> MATERIALS PROVIDED

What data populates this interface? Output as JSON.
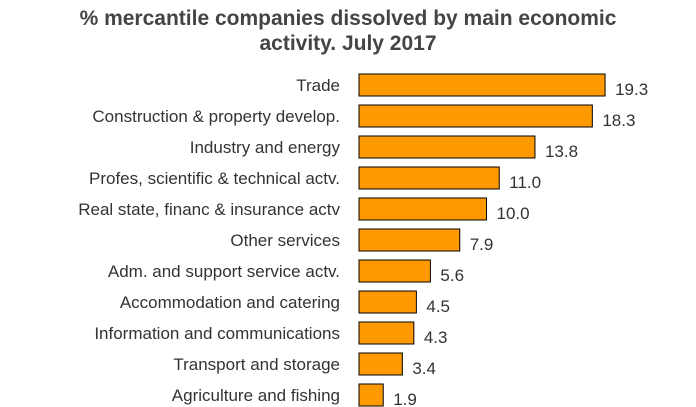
{
  "chart_data": {
    "type": "bar",
    "orientation": "horizontal",
    "title": "% mercantile companies  dissolved by main economic activity. July 2017",
    "title_lines": [
      "% mercantile companies  dissolved by main economic",
      "activity. July 2017"
    ],
    "categories": [
      "Trade",
      "Construction & property develop.",
      "Industry and energy",
      "Profes, scientific & technical actv.",
      "Real state, financ & insurance actv",
      "Other services",
      "Adm. and support service actv.",
      "Accommodation and catering",
      "Information and communications",
      "Transport and storage",
      "Agriculture and fishing"
    ],
    "values": [
      19.3,
      18.3,
      13.8,
      11.0,
      10.0,
      7.9,
      5.6,
      4.5,
      4.3,
      3.4,
      1.9
    ],
    "value_labels": [
      "19.3",
      "18.3",
      "13.8",
      "11.0",
      "10.0",
      "7.9",
      "5.6",
      "4.5",
      "4.3",
      "3.4",
      "1.9"
    ],
    "xlim": [
      0,
      20
    ],
    "grid": false,
    "legend": "none",
    "bar_color": "#FF9900"
  }
}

> WRITTEN TASK
Pictures in the records should not appear in your copy, but everything else must be transcribed exactly.

> RESULT FOR THIS EXERCISE
What data populates this interface? Output as JSON.
{
  "chart_data": {
    "type": "bar",
    "orientation": "horizontal",
    "title": "% mercantile companies  dissolved by main economic activity. July 2017",
    "title_lines": [
      "% mercantile companies  dissolved by main economic",
      "activity. July 2017"
    ],
    "categories": [
      "Trade",
      "Construction & property develop.",
      "Industry and energy",
      "Profes, scientific & technical actv.",
      "Real state, financ & insurance actv",
      "Other services",
      "Adm. and support service actv.",
      "Accommodation and catering",
      "Information and communications",
      "Transport and storage",
      "Agriculture and fishing"
    ],
    "values": [
      19.3,
      18.3,
      13.8,
      11.0,
      10.0,
      7.9,
      5.6,
      4.5,
      4.3,
      3.4,
      1.9
    ],
    "value_labels": [
      "19.3",
      "18.3",
      "13.8",
      "11.0",
      "10.0",
      "7.9",
      "5.6",
      "4.5",
      "4.3",
      "3.4",
      "1.9"
    ],
    "xlim": [
      0,
      20
    ],
    "grid": false,
    "legend": "none",
    "bar_color": "#FF9900"
  }
}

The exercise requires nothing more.